Written exercise: Print the records again, character for character.

#### Input records ####

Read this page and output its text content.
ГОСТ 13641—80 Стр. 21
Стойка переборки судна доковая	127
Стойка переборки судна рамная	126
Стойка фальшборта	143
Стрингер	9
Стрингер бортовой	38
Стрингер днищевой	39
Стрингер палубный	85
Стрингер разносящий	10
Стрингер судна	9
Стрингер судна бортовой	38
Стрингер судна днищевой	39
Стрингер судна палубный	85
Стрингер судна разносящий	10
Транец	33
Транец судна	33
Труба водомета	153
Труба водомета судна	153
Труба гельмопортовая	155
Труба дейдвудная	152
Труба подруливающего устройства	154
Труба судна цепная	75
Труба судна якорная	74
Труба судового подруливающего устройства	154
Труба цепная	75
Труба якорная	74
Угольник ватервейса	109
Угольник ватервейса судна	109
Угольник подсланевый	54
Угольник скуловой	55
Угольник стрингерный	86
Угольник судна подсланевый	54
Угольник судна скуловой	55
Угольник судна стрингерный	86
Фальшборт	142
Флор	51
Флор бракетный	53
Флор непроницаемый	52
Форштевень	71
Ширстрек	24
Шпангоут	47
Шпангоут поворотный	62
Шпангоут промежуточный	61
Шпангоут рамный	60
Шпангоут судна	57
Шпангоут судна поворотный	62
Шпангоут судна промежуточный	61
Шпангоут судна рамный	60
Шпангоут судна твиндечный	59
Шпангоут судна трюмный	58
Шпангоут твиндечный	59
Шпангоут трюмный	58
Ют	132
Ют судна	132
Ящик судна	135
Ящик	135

####

Answer for the task:
Read this page and output its text content.
ГОСТ 13641—80 Стр. 21
Стойка переборки судна доковая	127
Стойка переборки судна рамная	126
Стойка фальшборта	143
Стрингер	9
Стрингер бортовой	38
Стрингер днищевой	39
Стрингер палубный	85
Стрингер разносящий	10
Стрингер судна	9
Стрингер судна бортовой	38
Стрингер судна днищевой	39
Стрингер судна палубный	85
Стрингер судна разносящий	10
Транец	33
Транец судна	33
Труба водомета	153
Труба водомета судна	153
Труба гельмопортовая	155
Труба дейдвудная	152
Труба подруливающего устройства	154
Труба судна цепная	75
Труба судна якорная	74
Труба судового подруливающего устройства	154
Труба цепная	75
Труба якорная	74
Угольник ватервейса	109
Угольник ватервейса судна	109
Угольник подсланевый	54
Угольник скуловой	55
Угольник стрингерный	86
Угольник судна подсланевый	54
Угольник судна скуловой	55
Угольник судна стрингерный	86
Фальшборт	142
Флор	51
Флор бракетный	53
Флор непроницаемый	52
Форштевень	71
Ширстрек	24
Шпангоут	47
Шпангоут поворотный	62
Шпангоут промежуточный	61
Шпангоут рамный	60
Шпангоут судна	57
Шпангоут судна поворотный	62
Шпангоут судна промежуточный	61
Шпангоут судна рамный	60
Шпангоут судна твиндечный	59
Шпангоут судна трюмный	58
Шпангоут твиндечный	59
Шпангоут трюмный	58
Ют	132
Ют судна	132
Ящик судна	135
Ящик	135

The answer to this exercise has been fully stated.